Set exercise:
Reproduce the listing that follows with no differences at all.

┌─ Provided records

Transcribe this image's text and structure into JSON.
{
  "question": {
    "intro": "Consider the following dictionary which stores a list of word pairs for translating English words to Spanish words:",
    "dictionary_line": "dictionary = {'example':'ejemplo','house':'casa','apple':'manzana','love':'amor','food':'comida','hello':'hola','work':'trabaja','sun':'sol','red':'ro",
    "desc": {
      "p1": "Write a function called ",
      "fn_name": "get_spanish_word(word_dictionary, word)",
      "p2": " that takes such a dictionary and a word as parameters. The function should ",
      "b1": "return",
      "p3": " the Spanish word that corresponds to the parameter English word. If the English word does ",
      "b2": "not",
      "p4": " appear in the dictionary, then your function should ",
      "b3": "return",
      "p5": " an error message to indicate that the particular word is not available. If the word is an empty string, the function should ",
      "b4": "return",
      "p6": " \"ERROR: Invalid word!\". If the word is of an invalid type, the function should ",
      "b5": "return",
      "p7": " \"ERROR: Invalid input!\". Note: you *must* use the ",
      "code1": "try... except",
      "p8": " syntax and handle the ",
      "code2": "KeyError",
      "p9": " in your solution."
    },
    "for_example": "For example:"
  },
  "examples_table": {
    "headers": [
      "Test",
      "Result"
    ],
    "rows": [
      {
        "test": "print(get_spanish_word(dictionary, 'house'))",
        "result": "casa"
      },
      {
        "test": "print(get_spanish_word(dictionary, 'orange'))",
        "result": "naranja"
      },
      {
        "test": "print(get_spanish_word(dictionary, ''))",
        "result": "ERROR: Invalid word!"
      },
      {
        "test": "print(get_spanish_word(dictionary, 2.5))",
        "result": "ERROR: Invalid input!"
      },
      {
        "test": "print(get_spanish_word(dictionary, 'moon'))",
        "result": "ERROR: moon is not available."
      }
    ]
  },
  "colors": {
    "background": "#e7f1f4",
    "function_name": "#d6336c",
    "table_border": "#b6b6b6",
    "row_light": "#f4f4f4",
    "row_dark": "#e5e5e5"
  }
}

└─

Reply to the task:
Transcribe this image's text and structure into JSON.
{
  "question": {
    "intro": "Consider the following dictionary which stores a list of word pairs for translating English words to Spanish words:",
    "dictionary_line": "dictionary = {'example':'ejemplo','house':'casa','apple':'manzana','love':'amor','food':'comida','hello':'hola','work':'trabaja','sun':'sol','red':'ro",
    "desc": {
      "p1": "Write a function called ",
      "fn_name": "get_spanish_word(word_dictionary, word)",
      "p2": " that takes such a dictionary and a word as parameters. The function should ",
      "b1": "return",
      "p3": " the Spanish word that corresponds to the parameter English word. If the English word does ",
      "b2": "not",
      "p4": " appear in the dictionary, then your function should ",
      "b3": "return",
      "p5": " an error message to indicate that the particular word is not available. If the word is an empty string, the function should ",
      "b4": "return",
      "p6": " \"ERROR: Invalid word!\". If the word is of an invalid type, the function should ",
      "b5": "return",
      "p7": " \"ERROR: Invalid input!\". Note: you *must* use the ",
      "code1": "try... except",
      "p8": " syntax and handle the ",
      "code2": "KeyError",
      "p9": " in your solution."
    },
    "for_example": "For example:"
  },
  "examples_table": {
    "headers": [
      "Test",
      "Result"
    ],
    "rows": [
      {
        "test": "print(get_spanish_word(dictionary, 'house'))",
        "result": "casa"
      },
      {
        "test": "print(get_spanish_word(dictionary, 'orange'))",
        "result": "naranja"
      },
      {
        "test": "print(get_spanish_word(dictionary, ''))",
        "result": "ERROR: Invalid word!"
      },
      {
        "test": "print(get_spanish_word(dictionary, 2.5))",
        "result": "ERROR: Invalid input!"
      },
      {
        "test": "print(get_spanish_word(dictionary, 'moon'))",
        "result": "ERROR: moon is not available."
      }
    ]
  },
  "colors": {
    "background": "#e7f1f4",
    "function_name": "#d6336c",
    "table_border": "#b6b6b6",
    "row_light": "#f4f4f4",
    "row_dark": "#e5e5e5"
  }
}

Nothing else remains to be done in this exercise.